__Objective__
Set out each line from the following listing that includes the word "tally".

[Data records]
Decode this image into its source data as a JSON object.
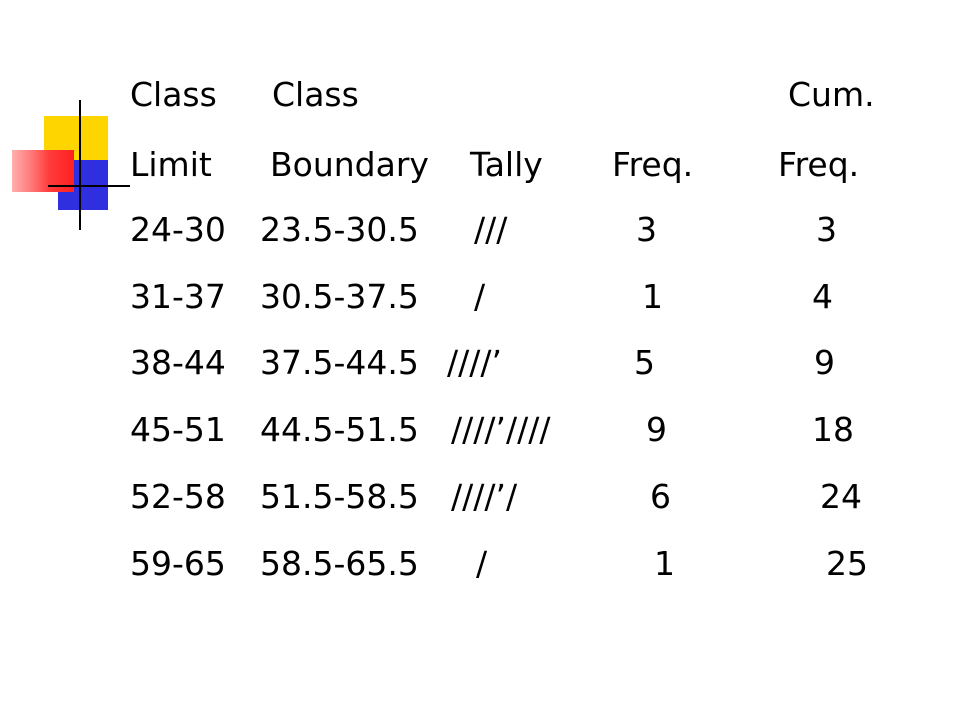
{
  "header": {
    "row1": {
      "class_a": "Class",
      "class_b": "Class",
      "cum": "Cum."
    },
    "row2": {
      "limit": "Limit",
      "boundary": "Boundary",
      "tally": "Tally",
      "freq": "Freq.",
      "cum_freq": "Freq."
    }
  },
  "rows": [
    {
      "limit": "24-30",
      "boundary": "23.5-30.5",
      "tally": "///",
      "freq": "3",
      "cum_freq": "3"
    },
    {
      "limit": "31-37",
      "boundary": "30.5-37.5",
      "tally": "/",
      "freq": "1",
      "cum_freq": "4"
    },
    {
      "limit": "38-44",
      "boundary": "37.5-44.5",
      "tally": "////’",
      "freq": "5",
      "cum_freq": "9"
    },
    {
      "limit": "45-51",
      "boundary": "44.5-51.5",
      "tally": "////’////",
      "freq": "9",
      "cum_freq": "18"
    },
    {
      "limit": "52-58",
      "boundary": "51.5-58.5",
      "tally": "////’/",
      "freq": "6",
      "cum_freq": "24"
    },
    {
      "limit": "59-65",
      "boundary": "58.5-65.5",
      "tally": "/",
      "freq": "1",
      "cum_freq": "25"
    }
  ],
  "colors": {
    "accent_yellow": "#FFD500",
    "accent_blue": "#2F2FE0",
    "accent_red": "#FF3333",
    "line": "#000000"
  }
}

--

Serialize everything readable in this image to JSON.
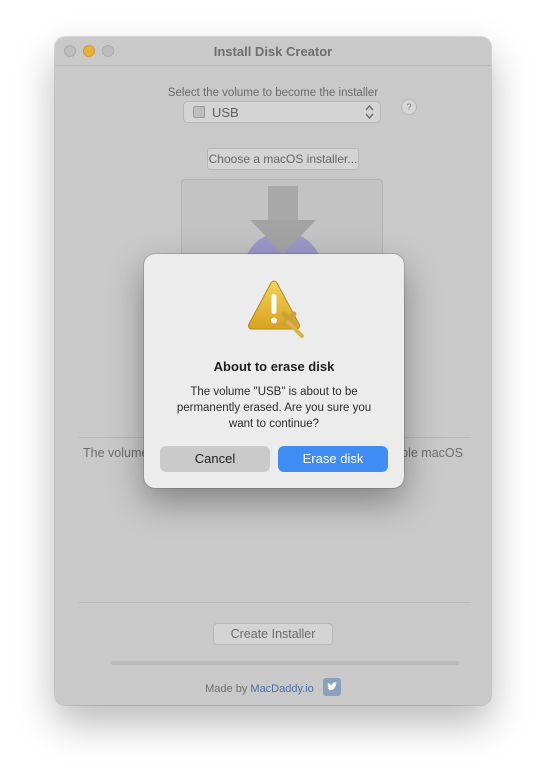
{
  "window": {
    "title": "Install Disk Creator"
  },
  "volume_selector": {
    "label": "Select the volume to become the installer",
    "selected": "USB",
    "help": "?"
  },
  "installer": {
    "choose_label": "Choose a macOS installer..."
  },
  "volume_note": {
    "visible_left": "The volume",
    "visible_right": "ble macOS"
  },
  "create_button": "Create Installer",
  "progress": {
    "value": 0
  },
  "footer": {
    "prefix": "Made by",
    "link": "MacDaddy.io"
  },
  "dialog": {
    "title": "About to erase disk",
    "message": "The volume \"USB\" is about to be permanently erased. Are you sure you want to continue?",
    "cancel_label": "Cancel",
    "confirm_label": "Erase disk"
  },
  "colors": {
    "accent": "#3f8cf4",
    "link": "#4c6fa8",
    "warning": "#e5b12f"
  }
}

__Completed exercise__
      "tally": "Tally",
      "tally": "///",
      "tally": "/",
      "tally": "////’",
      "tally": "////’////",
      "tally": "////’/",
      "tally": "/",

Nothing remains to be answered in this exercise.